Produce an exact copy of the lines from the line that contains "What's the underlying" to the end of the listing below.

## START Material for this task

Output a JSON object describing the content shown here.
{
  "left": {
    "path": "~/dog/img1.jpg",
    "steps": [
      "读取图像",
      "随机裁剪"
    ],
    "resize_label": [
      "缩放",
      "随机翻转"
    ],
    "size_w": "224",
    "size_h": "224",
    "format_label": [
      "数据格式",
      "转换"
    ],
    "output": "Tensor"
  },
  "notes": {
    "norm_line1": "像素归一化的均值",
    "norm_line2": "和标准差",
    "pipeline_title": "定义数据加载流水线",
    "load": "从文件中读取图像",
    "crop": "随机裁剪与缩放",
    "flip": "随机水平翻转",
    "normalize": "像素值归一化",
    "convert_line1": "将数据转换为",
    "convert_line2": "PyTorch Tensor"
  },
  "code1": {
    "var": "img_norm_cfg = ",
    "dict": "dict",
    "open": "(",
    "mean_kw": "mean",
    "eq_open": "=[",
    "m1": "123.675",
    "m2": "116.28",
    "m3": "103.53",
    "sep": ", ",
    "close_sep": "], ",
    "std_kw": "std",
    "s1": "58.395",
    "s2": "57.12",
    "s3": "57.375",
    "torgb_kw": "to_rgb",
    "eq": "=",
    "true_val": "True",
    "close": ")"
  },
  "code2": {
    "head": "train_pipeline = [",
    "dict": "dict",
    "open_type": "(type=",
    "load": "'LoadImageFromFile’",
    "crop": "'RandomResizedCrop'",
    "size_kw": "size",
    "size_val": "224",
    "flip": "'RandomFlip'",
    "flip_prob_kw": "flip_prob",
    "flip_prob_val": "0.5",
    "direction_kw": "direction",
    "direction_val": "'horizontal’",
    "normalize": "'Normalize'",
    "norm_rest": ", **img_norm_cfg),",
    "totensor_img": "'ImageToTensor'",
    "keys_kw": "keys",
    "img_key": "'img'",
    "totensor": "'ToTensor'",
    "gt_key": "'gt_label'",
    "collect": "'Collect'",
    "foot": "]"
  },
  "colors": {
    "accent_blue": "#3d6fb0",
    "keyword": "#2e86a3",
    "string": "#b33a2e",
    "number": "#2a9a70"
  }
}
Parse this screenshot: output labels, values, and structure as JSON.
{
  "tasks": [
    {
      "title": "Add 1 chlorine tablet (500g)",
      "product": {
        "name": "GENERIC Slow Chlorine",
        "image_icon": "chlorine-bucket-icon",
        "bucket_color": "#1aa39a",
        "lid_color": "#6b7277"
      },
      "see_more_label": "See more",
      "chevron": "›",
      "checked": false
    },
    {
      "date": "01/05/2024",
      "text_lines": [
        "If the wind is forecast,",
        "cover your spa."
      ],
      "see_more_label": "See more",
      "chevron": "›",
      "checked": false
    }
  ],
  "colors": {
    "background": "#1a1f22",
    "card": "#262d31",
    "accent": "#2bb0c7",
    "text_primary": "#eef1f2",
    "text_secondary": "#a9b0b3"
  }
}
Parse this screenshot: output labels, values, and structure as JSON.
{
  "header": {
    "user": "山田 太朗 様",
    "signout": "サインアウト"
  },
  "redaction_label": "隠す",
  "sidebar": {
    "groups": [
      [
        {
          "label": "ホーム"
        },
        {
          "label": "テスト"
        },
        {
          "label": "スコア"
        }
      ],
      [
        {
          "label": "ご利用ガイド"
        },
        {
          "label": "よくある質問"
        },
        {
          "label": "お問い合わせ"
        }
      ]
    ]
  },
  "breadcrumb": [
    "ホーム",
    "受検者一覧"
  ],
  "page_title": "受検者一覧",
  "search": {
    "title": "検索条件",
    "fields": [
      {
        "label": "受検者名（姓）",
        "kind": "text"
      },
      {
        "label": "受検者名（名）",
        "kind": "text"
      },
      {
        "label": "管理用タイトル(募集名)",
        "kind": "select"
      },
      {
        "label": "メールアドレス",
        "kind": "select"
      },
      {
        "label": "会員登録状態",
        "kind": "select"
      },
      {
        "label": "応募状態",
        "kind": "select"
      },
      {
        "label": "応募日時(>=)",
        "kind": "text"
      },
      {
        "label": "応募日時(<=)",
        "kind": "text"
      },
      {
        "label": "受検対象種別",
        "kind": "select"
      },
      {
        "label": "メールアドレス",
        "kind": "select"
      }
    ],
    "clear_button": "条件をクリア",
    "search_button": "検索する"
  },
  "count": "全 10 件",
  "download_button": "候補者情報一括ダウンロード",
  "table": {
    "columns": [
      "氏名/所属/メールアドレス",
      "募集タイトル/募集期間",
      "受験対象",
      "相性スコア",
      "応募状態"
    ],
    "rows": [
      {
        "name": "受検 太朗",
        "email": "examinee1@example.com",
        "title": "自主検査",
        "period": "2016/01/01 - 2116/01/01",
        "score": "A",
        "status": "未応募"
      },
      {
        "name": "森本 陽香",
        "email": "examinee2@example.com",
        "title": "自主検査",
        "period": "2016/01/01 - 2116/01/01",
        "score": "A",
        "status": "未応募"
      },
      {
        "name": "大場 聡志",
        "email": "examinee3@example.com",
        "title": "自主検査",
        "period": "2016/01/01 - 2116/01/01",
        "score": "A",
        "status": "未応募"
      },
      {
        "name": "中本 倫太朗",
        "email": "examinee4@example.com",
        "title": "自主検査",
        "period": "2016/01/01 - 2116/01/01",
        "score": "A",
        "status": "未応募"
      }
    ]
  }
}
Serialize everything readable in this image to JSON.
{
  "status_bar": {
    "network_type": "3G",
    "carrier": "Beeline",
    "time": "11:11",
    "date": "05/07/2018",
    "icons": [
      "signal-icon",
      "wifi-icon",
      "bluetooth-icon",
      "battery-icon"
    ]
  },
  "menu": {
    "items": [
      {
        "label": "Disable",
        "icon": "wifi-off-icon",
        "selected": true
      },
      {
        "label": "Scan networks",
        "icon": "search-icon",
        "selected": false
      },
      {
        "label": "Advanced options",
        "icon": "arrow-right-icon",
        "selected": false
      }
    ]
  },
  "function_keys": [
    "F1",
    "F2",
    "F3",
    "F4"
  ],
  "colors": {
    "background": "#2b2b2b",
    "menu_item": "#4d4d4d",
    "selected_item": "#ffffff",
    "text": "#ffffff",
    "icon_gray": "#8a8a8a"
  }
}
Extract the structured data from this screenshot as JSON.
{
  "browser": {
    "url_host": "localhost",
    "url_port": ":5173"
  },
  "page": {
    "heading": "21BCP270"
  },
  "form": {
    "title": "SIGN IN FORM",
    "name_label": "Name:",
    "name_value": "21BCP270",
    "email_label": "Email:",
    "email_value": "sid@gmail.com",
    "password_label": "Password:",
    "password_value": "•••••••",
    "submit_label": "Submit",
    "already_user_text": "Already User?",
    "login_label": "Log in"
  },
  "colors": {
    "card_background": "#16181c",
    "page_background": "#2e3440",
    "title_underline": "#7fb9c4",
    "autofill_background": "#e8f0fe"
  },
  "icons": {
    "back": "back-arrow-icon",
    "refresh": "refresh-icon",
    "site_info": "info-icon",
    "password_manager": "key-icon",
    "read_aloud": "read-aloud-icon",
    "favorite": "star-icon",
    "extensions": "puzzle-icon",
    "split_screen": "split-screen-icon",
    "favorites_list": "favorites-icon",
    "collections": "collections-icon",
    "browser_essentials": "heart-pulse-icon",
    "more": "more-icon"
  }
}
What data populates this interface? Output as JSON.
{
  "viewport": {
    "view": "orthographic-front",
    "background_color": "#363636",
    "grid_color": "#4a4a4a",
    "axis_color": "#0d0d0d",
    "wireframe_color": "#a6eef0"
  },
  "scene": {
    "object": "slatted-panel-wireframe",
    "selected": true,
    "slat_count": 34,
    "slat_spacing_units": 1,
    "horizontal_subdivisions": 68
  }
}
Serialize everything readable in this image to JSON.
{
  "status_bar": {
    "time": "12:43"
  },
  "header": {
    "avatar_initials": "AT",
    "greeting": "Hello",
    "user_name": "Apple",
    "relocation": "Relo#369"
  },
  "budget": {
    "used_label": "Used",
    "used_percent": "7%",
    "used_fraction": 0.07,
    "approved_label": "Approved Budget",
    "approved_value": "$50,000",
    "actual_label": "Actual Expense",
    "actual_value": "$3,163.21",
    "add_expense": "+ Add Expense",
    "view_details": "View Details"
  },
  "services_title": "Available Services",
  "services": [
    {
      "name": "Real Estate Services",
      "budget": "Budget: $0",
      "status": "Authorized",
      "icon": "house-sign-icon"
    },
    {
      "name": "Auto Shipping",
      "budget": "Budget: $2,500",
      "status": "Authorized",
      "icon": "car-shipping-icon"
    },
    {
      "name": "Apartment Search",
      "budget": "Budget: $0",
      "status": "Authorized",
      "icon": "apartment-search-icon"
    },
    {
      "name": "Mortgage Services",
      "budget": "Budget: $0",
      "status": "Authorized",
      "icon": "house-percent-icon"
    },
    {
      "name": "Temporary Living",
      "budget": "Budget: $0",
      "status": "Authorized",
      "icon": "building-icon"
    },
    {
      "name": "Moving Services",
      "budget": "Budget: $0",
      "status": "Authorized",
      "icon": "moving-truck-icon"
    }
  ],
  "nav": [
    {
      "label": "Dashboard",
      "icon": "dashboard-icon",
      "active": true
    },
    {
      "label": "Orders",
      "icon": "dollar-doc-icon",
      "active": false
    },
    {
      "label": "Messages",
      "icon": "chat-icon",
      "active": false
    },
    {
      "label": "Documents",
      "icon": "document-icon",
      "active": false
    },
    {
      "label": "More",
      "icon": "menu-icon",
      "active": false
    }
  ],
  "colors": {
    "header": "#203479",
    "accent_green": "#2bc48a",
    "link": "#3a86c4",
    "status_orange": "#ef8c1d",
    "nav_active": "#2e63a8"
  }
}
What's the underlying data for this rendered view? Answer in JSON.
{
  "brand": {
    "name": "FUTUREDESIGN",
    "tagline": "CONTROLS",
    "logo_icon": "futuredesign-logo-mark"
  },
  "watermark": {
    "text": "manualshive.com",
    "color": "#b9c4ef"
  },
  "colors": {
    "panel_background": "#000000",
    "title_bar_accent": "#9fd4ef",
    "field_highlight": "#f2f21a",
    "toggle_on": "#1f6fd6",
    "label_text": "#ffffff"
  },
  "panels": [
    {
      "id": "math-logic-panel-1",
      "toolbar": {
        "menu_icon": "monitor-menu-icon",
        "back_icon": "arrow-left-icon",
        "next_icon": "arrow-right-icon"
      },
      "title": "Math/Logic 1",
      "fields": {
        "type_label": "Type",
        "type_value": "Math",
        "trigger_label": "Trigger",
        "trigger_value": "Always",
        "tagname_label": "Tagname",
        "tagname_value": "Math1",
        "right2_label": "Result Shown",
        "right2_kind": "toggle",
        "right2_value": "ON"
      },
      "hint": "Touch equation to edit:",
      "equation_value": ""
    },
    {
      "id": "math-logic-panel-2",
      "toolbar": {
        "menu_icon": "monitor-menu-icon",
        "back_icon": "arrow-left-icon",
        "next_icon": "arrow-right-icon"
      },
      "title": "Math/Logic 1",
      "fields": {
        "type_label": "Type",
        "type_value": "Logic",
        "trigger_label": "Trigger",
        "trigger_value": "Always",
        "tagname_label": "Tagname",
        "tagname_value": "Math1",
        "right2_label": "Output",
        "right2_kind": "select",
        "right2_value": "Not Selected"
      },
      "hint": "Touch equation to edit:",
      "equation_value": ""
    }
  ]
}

## END Material for this task

* **Answer to the exercise**:
What's the underlying data for this rendered view? Answer in JSON.
{
  "brand": {
    "name": "FUTUREDESIGN",
    "tagline": "CONTROLS",
    "logo_icon": "futuredesign-logo-mark"
  },
  "watermark": {
    "text": "manualshive.com",
    "color": "#b9c4ef"
  },
  "colors": {
    "panel_background": "#000000",
    "title_bar_accent": "#9fd4ef",
    "field_highlight": "#f2f21a",
    "toggle_on": "#1f6fd6",
    "label_text": "#ffffff"
  },
  "panels": [
    {
      "id": "math-logic-panel-1",
      "toolbar": {
        "menu_icon": "monitor-menu-icon",
        "back_icon": "arrow-left-icon",
        "next_icon": "arrow-right-icon"
      },
      "title": "Math/Logic 1",
      "fields": {
        "type_label": "Type",
        "type_value": "Math",
        "trigger_label": "Trigger",
        "trigger_value": "Always",
        "tagname_label": "Tagname",
        "tagname_value": "Math1",
        "right2_label": "Result Shown",
        "right2_kind": "toggle",
        "right2_value": "ON"
      },
      "hint": "Touch equation to edit:",
      "equation_value": ""
    },
    {
      "id": "math-logic-panel-2",
      "toolbar": {
        "menu_icon": "monitor-menu-icon",
        "back_icon": "arrow-left-icon",
        "next_icon": "arrow-right-icon"
      },
      "title": "Math/Logic 1",
      "fields": {
        "type_label": "Type",
        "type_value": "Logic",
        "trigger_label": "Trigger",
        "trigger_value": "Always",
        "tagname_label": "Tagname",
        "tagname_value": "Math1",
        "right2_label": "Output",
        "right2_kind": "select",
        "right2_value": "Not Selected"
      },
      "hint": "Touch equation to edit:",
      "equation_value": ""
    }
  ]
}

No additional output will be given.